## INSTRUCTIONS FOR THE TASK
Omit images. Retype all entries verbatim.

## EXCERPTED DATA
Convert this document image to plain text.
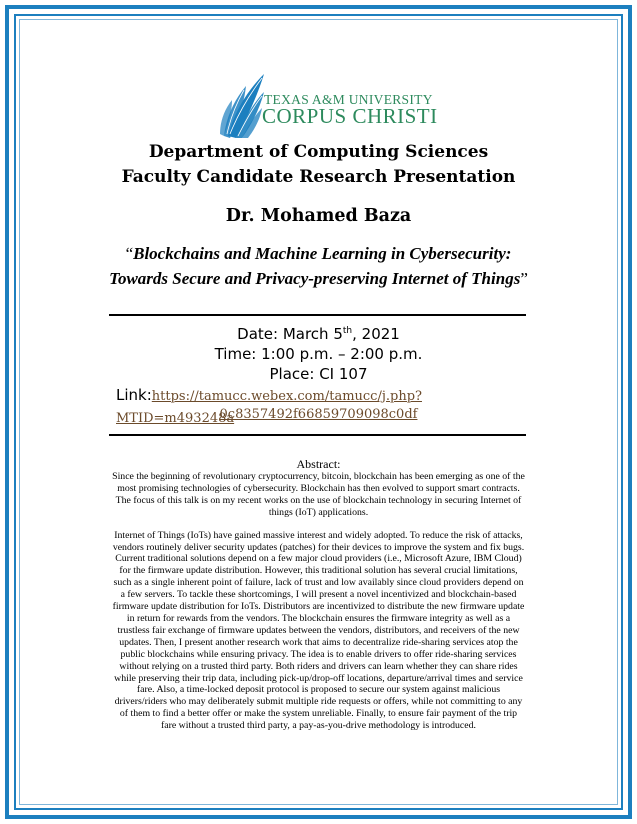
TEXAS A&M UNIVERSITY
CORPUS CHRISTI
Department of Computing Sciences
Faculty Candidate Research Presentation
Dr. Mohamed Baza
“Blockchains and Machine Learning in Cybersecurity:
Towards Secure and Privacy-preserving Internet of Things”
Date: March 5th, 2021
Time: 1:00 p.m. – 2:00 p.m.
Place: CI 107
Link:https://tamucc.webex.com/tamucc/j.php?MTID=m493248a
0c8357492f66859709098c0df
Abstract:

Since the beginning of revolutionary cryptocurrency, bitcoin, blockchain has been emerging as one of the most promising technologies of cybersecurity. Blockchain has then evolved to support smart contracts. The focus of this talk is on my recent works on the use of blockchain technology in securing Internet of things (IoT) applications.

Internet of Things (IoTs) have gained massive interest and widely adopted. To reduce the risk of attacks, vendors routinely deliver security updates (patches) for their devices to improve the system and fix bugs. Current traditional solutions depend on a few major cloud providers (i.e., Microsoft Azure, IBM Cloud) for the firmware update distribution. However, this traditional solution has several crucial limitations, such as a single inherent point of failure, lack of trust and low availably since cloud providers depend on a few servers. To tackle these shortcomings, I will present a novel incentivized and blockchain-based firmware update distribution for IoTs. Distributors are incentivized to distribute the new firmware update in return for rewards from the vendors. The blockchain ensures the firmware integrity as well as a trustless fair exchange of firmware updates between the vendors, distributors, and receivers of the new updates. Then, I present another research work that aims to decentralize ride-sharing services atop the public blockchains while ensuring privacy. The idea is to enable drivers to offer ride-sharing services without relying on a trusted third party. Both riders and drivers can learn whether they can share rides while preserving their trip data, including pick-up/drop-off locations, departure/arrival times and service fare. Also, a time-locked deposit protocol is proposed to secure our system against malicious drivers/riders who may deliberately submit multiple ride requests or offers, while not committing to any of them to find a better offer or make the system unreliable. Finally, to ensure fair payment of the trip fare without a trusted third party, a pay-as-you-drive methodology is introduced.
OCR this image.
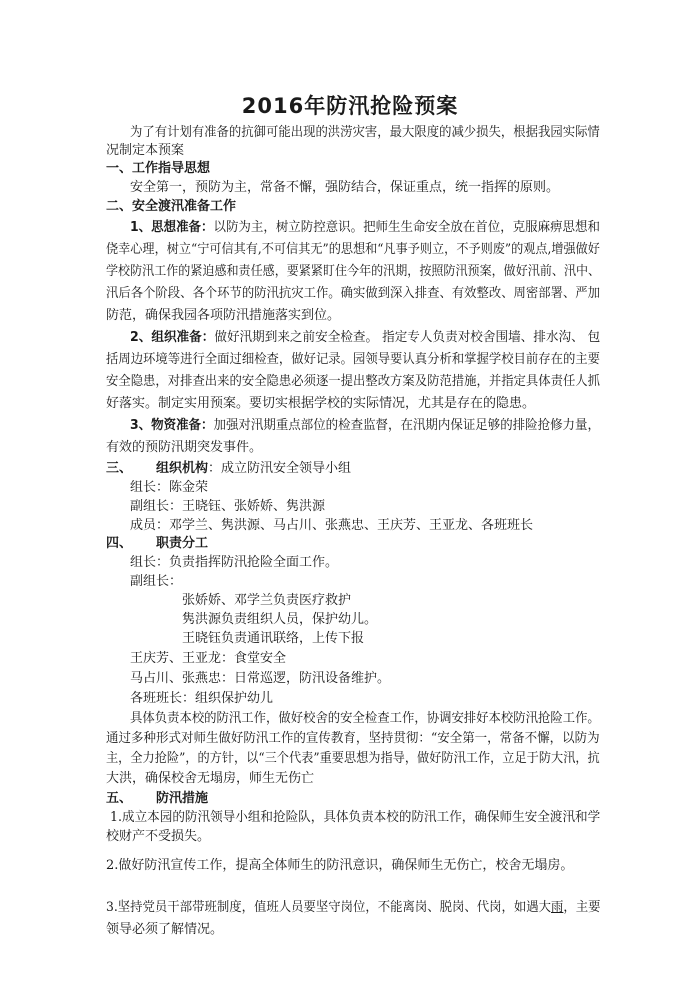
2016年防汛抢险预案
为了有计划有准备的抗御可能出现的洪涝灾害，最大限度的减少损失，根据我园实际情
况制定本预案
一、工作指导思想
安全第一，预防为主，常备不懈，强防结合，保证重点，统一指挥的原则。
二、安全渡汛准备工作
1、思想准备：以防为主，树立防控意识。把师生生命安全放在首位，克服麻痹思想和
侥幸心理，树立“宁可信其有,不可信其无”的思想和“凡事予则立，不予则废”的观点,增强做好
学校防汛工作的紧迫感和责任感，要紧紧盯住今年的汛期，按照防汛预案，做好汛前、汛中、
汛后各个阶段、各个环节的防汛抗灾工作。确实做到深入排查、有效整改、周密部署、严加
防范，确保我园各项防汛措施落实到位。
2、组织准备：做好汛期到来之前安全检查。 指定专人负责对校舍围墙、排水沟、 包
括周边环境等进行全面过细检查，做好记录。园领导要认真分析和掌握学校目前存在的主要
安全隐患，对排查出来的安全隐患必须逐一提出整改方案及防范措施，并指定具体责任人抓
好落实。制定实用预案。要切实根据学校的实际情况，尤其是存在的隐患。
3、物资准备：加强对汛期重点部位的检查监督，在汛期内保证足够的排险抢修力量，
有效的预防汛期突发事件。
三、 组织机构：成立防汛安全领导小组
组长：陈金荣
副组长：王晓钰、张娇娇、隽洪源
成员：邓学兰、隽洪源、马占川、张燕忠、王庆芳、王亚龙、各班班长
四、 职责分工
组长：负责指挥防汛抢险全面工作。
副组长：
张娇娇、邓学兰负责医疗救护
隽洪源负责组织人员，保护幼儿。
王晓钰负责通讯联络，上传下报
王庆芳、王亚龙：食堂安全
马占川、张燕忠：日常巡逻，防汛设备维护。
各班班长：组织保护幼儿
具体负责本校的防汛工作，做好校舍的安全检查工作，协调安排好本校防汛抢险工作。
通过多种形式对师生做好防汛工作的宣传教育，坚持贯彻：“安全第一，常备不懈，以防为
主，全力抢险”，的方针，以“三个代表”重要思想为指导，做好防汛工作，立足于防大汛，抗
大洪，确保校舍无塌房，师生无伤亡
五、 防汛措施
1.成立本园的防汛领导小组和抢险队，具体负责本校的防汛工作，确保师生安全渡汛和学
校财产不受损失。
2.做好防汛宣传工作，提高全体师生的防汛意识，确保师生无伤亡，校舍无塌房。
3.坚持党员干部带班制度，值班人员要坚守岗位，不能离岗、脱岗、代岗，如遇大雨，主要
领导必须了解情况。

## RESPONSE TO THE EXERCISE
Convert this document image to plain text.
TEXAS A&M UNIVERSITY
CORPUS CHRISTI
Department of Computing Sciences
Faculty Candidate Research Presentation
Dr. Mohamed Baza
“Blockchains and Machine Learning in Cybersecurity:
Towards Secure and Privacy-preserving Internet of Things”
Date: March 5th, 2021
Time: 1:00 p.m. – 2:00 p.m.
Place: CI 107
Link:https://tamucc.webex.com/tamucc/j.php?MTID=m493248a
0c8357492f66859709098c0df
Abstract:

Since the beginning of revolutionary cryptocurrency, bitcoin, blockchain has been emerging as one of the most promising technologies of cybersecurity. Blockchain has then evolved to support smart contracts. The focus of this talk is on my recent works on the use of blockchain technology in securing Internet of things (IoT) applications.

Internet of Things (IoTs) have gained massive interest and widely adopted. To reduce the risk of attacks, vendors routinely deliver security updates (patches) for their devices to improve the system and fix bugs. Current traditional solutions depend on a few major cloud providers (i.e., Microsoft Azure, IBM Cloud) for the firmware update distribution. However, this traditional solution has several crucial limitations, such as a single inherent point of failure, lack of trust and low availably since cloud providers depend on a few servers. To tackle these shortcomings, I will present a novel incentivized and blockchain-based firmware update distribution for IoTs. Distributors are incentivized to distribute the new firmware update in return for rewards from the vendors. The blockchain ensures the firmware integrity as well as a trustless fair exchange of firmware updates between the vendors, distributors, and receivers of the new updates. Then, I present another research work that aims to decentralize ride-sharing services atop the public blockchains while ensuring privacy. The idea is to enable drivers to offer ride-sharing services without relying on a trusted third party. Both riders and drivers can learn whether they can share rides while preserving their trip data, including pick-up/drop-off locations, departure/arrival times and service fare. Also, a time-locked deposit protocol is proposed to secure our system against malicious drivers/riders who may deliberately submit multiple ride requests or offers, while not committing to any of them to find a better offer or make the system unreliable. Finally, to ensure fair payment of the trip fare without a trusted third party, a pay-as-you-drive methodology is introduced.
OCR this image.
2016年防汛抢险预案
为了有计划有准备的抗御可能出现的洪涝灾害，最大限度的减少损失，根据我园实际情
况制定本预案
一、工作指导思想
安全第一，预防为主，常备不懈，强防结合，保证重点，统一指挥的原则。
二、安全渡汛准备工作
1、思想准备：以防为主，树立防控意识。把师生生命安全放在首位，克服麻痹思想和
侥幸心理，树立“宁可信其有,不可信其无”的思想和“凡事予则立，不予则废”的观点,增强做好
学校防汛工作的紧迫感和责任感，要紧紧盯住今年的汛期，按照防汛预案，做好汛前、汛中、
汛后各个阶段、各个环节的防汛抗灾工作。确实做到深入排查、有效整改、周密部署、严加
防范，确保我园各项防汛措施落实到位。
2、组织准备：做好汛期到来之前安全检查。 指定专人负责对校舍围墙、排水沟、 包
括周边环境等进行全面过细检查，做好记录。园领导要认真分析和掌握学校目前存在的主要
安全隐患，对排查出来的安全隐患必须逐一提出整改方案及防范措施，并指定具体责任人抓
好落实。制定实用预案。要切实根据学校的实际情况，尤其是存在的隐患。
3、物资准备：加强对汛期重点部位的检查监督，在汛期内保证足够的排险抢修力量，
有效的预防汛期突发事件。
三、 组织机构：成立防汛安全领导小组
组长：陈金荣
副组长：王晓钰、张娇娇、隽洪源
成员：邓学兰、隽洪源、马占川、张燕忠、王庆芳、王亚龙、各班班长
四、 职责分工
组长：负责指挥防汛抢险全面工作。
副组长：
张娇娇、邓学兰负责医疗救护
隽洪源负责组织人员，保护幼儿。
王晓钰负责通讯联络，上传下报
王庆芳、王亚龙：食堂安全
马占川、张燕忠：日常巡逻，防汛设备维护。
各班班长：组织保护幼儿
具体负责本校的防汛工作，做好校舍的安全检查工作，协调安排好本校防汛抢险工作。
通过多种形式对师生做好防汛工作的宣传教育，坚持贯彻：“安全第一，常备不懈，以防为
主，全力抢险”，的方针，以“三个代表”重要思想为指导，做好防汛工作，立足于防大汛，抗
大洪，确保校舍无塌房，师生无伤亡
五、 防汛措施
1.成立本园的防汛领导小组和抢险队，具体负责本校的防汛工作，确保师生安全渡汛和学
校财产不受损失。
2.做好防汛宣传工作，提高全体师生的防汛意识，确保师生无伤亡，校舍无塌房。
3.坚持党员干部带班制度，值班人员要坚守岗位，不能离岗、脱岗、代岗，如遇大雨，主要
领导必须了解情况。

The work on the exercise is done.